◆ **Given instruction**: Print the entries below word for word; the pictures stay out of your copy.

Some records
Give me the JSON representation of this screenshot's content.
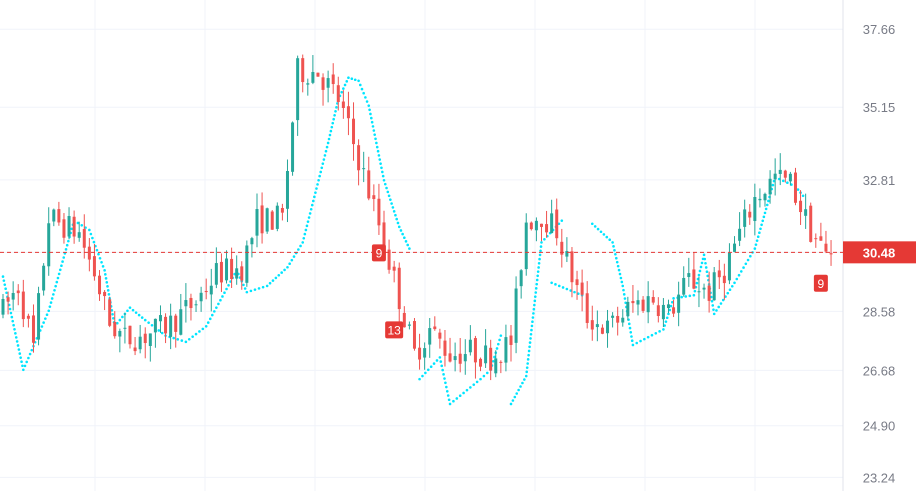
{
  "chart_data": {
    "type": "candlestick",
    "title": "",
    "xlabel": "",
    "ylabel": "",
    "ylim": [
      22.8,
      38.6
    ],
    "y_ticks": [
      "37.66",
      "35.15",
      "32.81",
      "30.48",
      "28.58",
      "26.68",
      "24.90",
      "23.24"
    ],
    "y_tick_values": [
      37.66,
      35.15,
      32.81,
      30.48,
      28.58,
      26.68,
      24.9,
      23.24
    ],
    "grid": true,
    "legend": "none",
    "current_price": {
      "label": "30.48",
      "value": 30.48
    },
    "markers": [
      {
        "label": "9",
        "bar": 74,
        "value": 30.48
      },
      {
        "label": "13",
        "bar": 77,
        "value": 28.0
      },
      {
        "label": "9",
        "bar": 161,
        "value": 29.5
      }
    ],
    "colors": {
      "up": "#26a69a",
      "down": "#ef5350",
      "sar": "#00e5ff",
      "price_line": "#e53935",
      "price_badge": "#e53935",
      "marker": "#e53935",
      "grid": "#f0f3fa",
      "axis_text": "#787b86"
    },
    "candles_summary_path": [
      [
        0,
        28.6
      ],
      [
        3,
        29.4
      ],
      [
        6,
        27.4
      ],
      [
        9,
        31.6
      ],
      [
        15,
        31.1
      ],
      [
        18,
        29.8
      ],
      [
        21,
        28.2
      ],
      [
        24,
        27.7
      ],
      [
        28,
        27.8
      ],
      [
        33,
        28.2
      ],
      [
        38,
        28.9
      ],
      [
        42,
        29.8
      ],
      [
        47,
        30.0
      ],
      [
        50,
        31.5
      ],
      [
        55,
        31.6
      ],
      [
        58,
        36.3
      ],
      [
        62,
        36.3
      ],
      [
        66,
        35.4
      ],
      [
        70,
        33.5
      ],
      [
        74,
        31.4
      ],
      [
        78,
        29.0
      ],
      [
        81,
        27.2
      ],
      [
        84,
        28.0
      ],
      [
        88,
        27.2
      ],
      [
        92,
        27.3
      ],
      [
        96,
        27.1
      ],
      [
        100,
        27.6
      ],
      [
        103,
        31.5
      ],
      [
        106,
        31.7
      ],
      [
        109,
        31.2
      ],
      [
        112,
        29.7
      ],
      [
        115,
        28.4
      ],
      [
        119,
        28.0
      ],
      [
        124,
        28.8
      ],
      [
        128,
        29.0
      ],
      [
        131,
        28.5
      ],
      [
        135,
        29.6
      ],
      [
        139,
        29.2
      ],
      [
        142,
        29.9
      ],
      [
        145,
        31.1
      ],
      [
        148,
        32.2
      ],
      [
        152,
        32.9
      ],
      [
        155,
        32.7
      ],
      [
        159,
        31.2
      ],
      [
        162,
        30.4
      ],
      [
        163,
        30.5
      ]
    ],
    "sar_summary_path": [
      [
        0,
        29.7
      ],
      [
        4,
        26.7
      ],
      [
        9,
        28.6
      ],
      [
        14,
        31.5
      ],
      [
        17,
        31.2
      ],
      [
        20,
        29.9
      ],
      [
        22,
        28.1
      ],
      [
        25,
        28.7
      ],
      [
        28,
        28.3
      ],
      [
        32,
        27.8
      ],
      [
        36,
        27.6
      ],
      [
        40,
        28.1
      ],
      [
        44,
        29.3
      ],
      [
        46,
        29.9
      ],
      [
        48,
        29.2
      ],
      [
        52,
        29.4
      ],
      [
        56,
        30.0
      ],
      [
        59,
        30.8
      ],
      [
        64,
        34.0
      ],
      [
        66,
        35.4
      ],
      [
        68,
        36.1
      ],
      [
        70,
        36.0
      ],
      [
        72,
        35.2
      ],
      [
        75,
        32.8
      ],
      [
        78,
        31.3
      ],
      [
        80,
        30.6
      ],
      [
        82,
        26.4
      ],
      [
        86,
        27.1
      ],
      [
        88,
        25.6
      ],
      [
        94,
        26.4
      ],
      [
        96,
        26.7
      ],
      [
        98,
        27.8
      ],
      [
        100,
        25.6
      ],
      [
        103,
        26.5
      ],
      [
        106,
        30.8
      ],
      [
        110,
        31.5
      ],
      [
        108,
        29.5
      ],
      [
        114,
        29.1
      ],
      [
        116,
        31.4
      ],
      [
        120,
        30.8
      ],
      [
        122,
        29.4
      ],
      [
        124,
        27.5
      ],
      [
        130,
        28.0
      ],
      [
        132,
        29.0
      ],
      [
        136,
        29.1
      ],
      [
        138,
        30.4
      ],
      [
        140,
        28.5
      ],
      [
        144,
        29.5
      ],
      [
        148,
        30.6
      ],
      [
        152,
        32.9
      ],
      [
        156,
        32.6
      ],
      [
        158,
        32.2
      ]
    ]
  }
}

◆ **Response to this exercise**:
Give me the JSON representation of this screenshot's content.
{
  "chart_data": {
    "type": "candlestick",
    "title": "",
    "xlabel": "",
    "ylabel": "",
    "ylim": [
      22.8,
      38.6
    ],
    "y_ticks": [
      "37.66",
      "35.15",
      "32.81",
      "30.48",
      "28.58",
      "26.68",
      "24.90",
      "23.24"
    ],
    "y_tick_values": [
      37.66,
      35.15,
      32.81,
      30.48,
      28.58,
      26.68,
      24.9,
      23.24
    ],
    "grid": true,
    "legend": "none",
    "current_price": {
      "label": "30.48",
      "value": 30.48
    },
    "markers": [
      {
        "label": "9",
        "bar": 74,
        "value": 30.48
      },
      {
        "label": "13",
        "bar": 77,
        "value": 28.0
      },
      {
        "label": "9",
        "bar": 161,
        "value": 29.5
      }
    ],
    "colors": {
      "up": "#26a69a",
      "down": "#ef5350",
      "sar": "#00e5ff",
      "price_line": "#e53935",
      "price_badge": "#e53935",
      "marker": "#e53935",
      "grid": "#f0f3fa",
      "axis_text": "#787b86"
    },
    "candles_summary_path": [
      [
        0,
        28.6
      ],
      [
        3,
        29.4
      ],
      [
        6,
        27.4
      ],
      [
        9,
        31.6
      ],
      [
        15,
        31.1
      ],
      [
        18,
        29.8
      ],
      [
        21,
        28.2
      ],
      [
        24,
        27.7
      ],
      [
        28,
        27.8
      ],
      [
        33,
        28.2
      ],
      [
        38,
        28.9
      ],
      [
        42,
        29.8
      ],
      [
        47,
        30.0
      ],
      [
        50,
        31.5
      ],
      [
        55,
        31.6
      ],
      [
        58,
        36.3
      ],
      [
        62,
        36.3
      ],
      [
        66,
        35.4
      ],
      [
        70,
        33.5
      ],
      [
        74,
        31.4
      ],
      [
        78,
        29.0
      ],
      [
        81,
        27.2
      ],
      [
        84,
        28.0
      ],
      [
        88,
        27.2
      ],
      [
        92,
        27.3
      ],
      [
        96,
        27.1
      ],
      [
        100,
        27.6
      ],
      [
        103,
        31.5
      ],
      [
        106,
        31.7
      ],
      [
        109,
        31.2
      ],
      [
        112,
        29.7
      ],
      [
        115,
        28.4
      ],
      [
        119,
        28.0
      ],
      [
        124,
        28.8
      ],
      [
        128,
        29.0
      ],
      [
        131,
        28.5
      ],
      [
        135,
        29.6
      ],
      [
        139,
        29.2
      ],
      [
        142,
        29.9
      ],
      [
        145,
        31.1
      ],
      [
        148,
        32.2
      ],
      [
        152,
        32.9
      ],
      [
        155,
        32.7
      ],
      [
        159,
        31.2
      ],
      [
        162,
        30.4
      ],
      [
        163,
        30.5
      ]
    ],
    "sar_summary_path": [
      [
        0,
        29.7
      ],
      [
        4,
        26.7
      ],
      [
        9,
        28.6
      ],
      [
        14,
        31.5
      ],
      [
        17,
        31.2
      ],
      [
        20,
        29.9
      ],
      [
        22,
        28.1
      ],
      [
        25,
        28.7
      ],
      [
        28,
        28.3
      ],
      [
        32,
        27.8
      ],
      [
        36,
        27.6
      ],
      [
        40,
        28.1
      ],
      [
        44,
        29.3
      ],
      [
        46,
        29.9
      ],
      [
        48,
        29.2
      ],
      [
        52,
        29.4
      ],
      [
        56,
        30.0
      ],
      [
        59,
        30.8
      ],
      [
        64,
        34.0
      ],
      [
        66,
        35.4
      ],
      [
        68,
        36.1
      ],
      [
        70,
        36.0
      ],
      [
        72,
        35.2
      ],
      [
        75,
        32.8
      ],
      [
        78,
        31.3
      ],
      [
        80,
        30.6
      ],
      [
        82,
        26.4
      ],
      [
        86,
        27.1
      ],
      [
        88,
        25.6
      ],
      [
        94,
        26.4
      ],
      [
        96,
        26.7
      ],
      [
        98,
        27.8
      ],
      [
        100,
        25.6
      ],
      [
        103,
        26.5
      ],
      [
        106,
        30.8
      ],
      [
        110,
        31.5
      ],
      [
        108,
        29.5
      ],
      [
        114,
        29.1
      ],
      [
        116,
        31.4
      ],
      [
        120,
        30.8
      ],
      [
        122,
        29.4
      ],
      [
        124,
        27.5
      ],
      [
        130,
        28.0
      ],
      [
        132,
        29.0
      ],
      [
        136,
        29.1
      ],
      [
        138,
        30.4
      ],
      [
        140,
        28.5
      ],
      [
        144,
        29.5
      ],
      [
        148,
        30.6
      ],
      [
        152,
        32.9
      ],
      [
        156,
        32.6
      ],
      [
        158,
        32.2
      ]
    ]
  }
}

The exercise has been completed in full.